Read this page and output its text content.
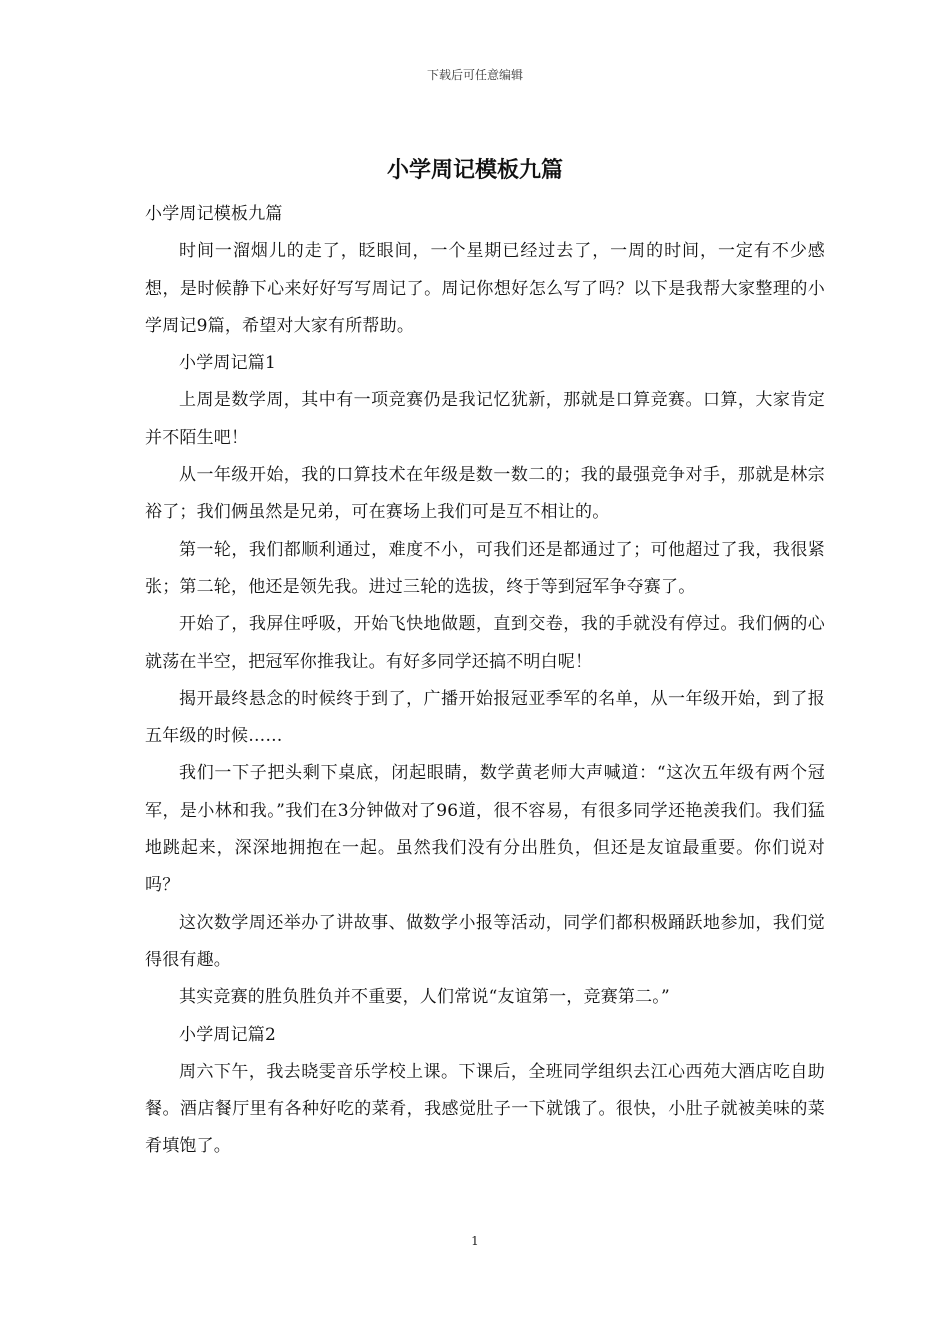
下载后可任意编辑
小学周记模板九篇

小学周记模板九篇

时间一溜烟儿的走了，眨眼间，一个星期已经过去了，一周的时间，一定有不少感想，是时候静下心来好好写写周记了。周记你想好怎么写了吗？以下是我帮大家整理的小学周记9篇，希望对大家有所帮助。

小学周记篇1

上周是数学周，其中有一项竞赛仍是我记忆犹新，那就是口算竞赛。口算，大家肯定并不陌生吧！

从一年级开始，我的口算技术在年级是数一数二的；我的最强竞争对手，那就是林宗裕了；我们俩虽然是兄弟，可在赛场上我们可是互不相让的。

第一轮，我们都顺利通过，难度不小，可我们还是都通过了；可他超过了我，我很紧张；第二轮，他还是领先我。进过三轮的选拔，终于等到冠军争夺赛了。

开始了，我屏住呼吸，开始飞快地做题，直到交卷，我的手就没有停过。我们俩的心就荡在半空，把冠军你推我让。有好多同学还搞不明白呢！

揭开最终悬念的时候终于到了，广播开始报冠亚季军的名单，从一年级开始，到了报五年级的时候……

我们一下子把头剩下桌底，闭起眼睛，数学黄老师大声喊道：“这次五年级有两个冠军，是小林和我。”我们在3分钟做对了96道，很不容易，有很多同学还艳羡我们。我们猛地跳起来，深深地拥抱在一起。虽然我们没有分出胜负，但还是友谊最重要。你们说对吗？

这次数学周还举办了讲故事、做数学小报等活动，同学们都积极踊跃地参加，我们觉得很有趣。

其实竞赛的胜负胜负并不重要，人们常说“友谊第一，竞赛第二。”

小学周记篇2

周六下午，我去晓雯音乐学校上课。下课后，全班同学组织去江心西苑大酒店吃自助餐。酒店餐厅里有各种好吃的菜肴，我感觉肚子一下就饿了。很快，小肚子就被美味的菜肴填饱了。

1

::::::

> **WORK TO DO**
Print out the whole of the material word for word, without pictures.

> **SOLVED PROBLEM**
Read this page and output its text content.
下载后可任意编辑
小学周记模板九篇

小学周记模板九篇

时间一溜烟儿的走了，眨眼间，一个星期已经过去了，一周的时间，一定有不少感想，是时候静下心来好好写写周记了。周记你想好怎么写了吗？以下是我帮大家整理的小学周记9篇，希望对大家有所帮助。

小学周记篇1

上周是数学周，其中有一项竞赛仍是我记忆犹新，那就是口算竞赛。口算，大家肯定并不陌生吧！

从一年级开始，我的口算技术在年级是数一数二的；我的最强竞争对手，那就是林宗裕了；我们俩虽然是兄弟，可在赛场上我们可是互不相让的。

第一轮，我们都顺利通过，难度不小，可我们还是都通过了；可他超过了我，我很紧张；第二轮，他还是领先我。进过三轮的选拔，终于等到冠军争夺赛了。

开始了，我屏住呼吸，开始飞快地做题，直到交卷，我的手就没有停过。我们俩的心就荡在半空，把冠军你推我让。有好多同学还搞不明白呢！

揭开最终悬念的时候终于到了，广播开始报冠亚季军的名单，从一年级开始，到了报五年级的时候……

我们一下子把头剩下桌底，闭起眼睛，数学黄老师大声喊道：“这次五年级有两个冠军，是小林和我。”我们在3分钟做对了96道，很不容易，有很多同学还艳羡我们。我们猛地跳起来，深深地拥抱在一起。虽然我们没有分出胜负，但还是友谊最重要。你们说对吗？

这次数学周还举办了讲故事、做数学小报等活动，同学们都积极踊跃地参加，我们觉得很有趣。

其实竞赛的胜负胜负并不重要，人们常说“友谊第一，竞赛第二。”

小学周记篇2

周六下午，我去晓雯音乐学校上课。下课后，全班同学组织去江心西苑大酒店吃自助餐。酒店餐厅里有各种好吃的菜肴，我感觉肚子一下就饿了。很快，小肚子就被美味的菜肴填饱了。

1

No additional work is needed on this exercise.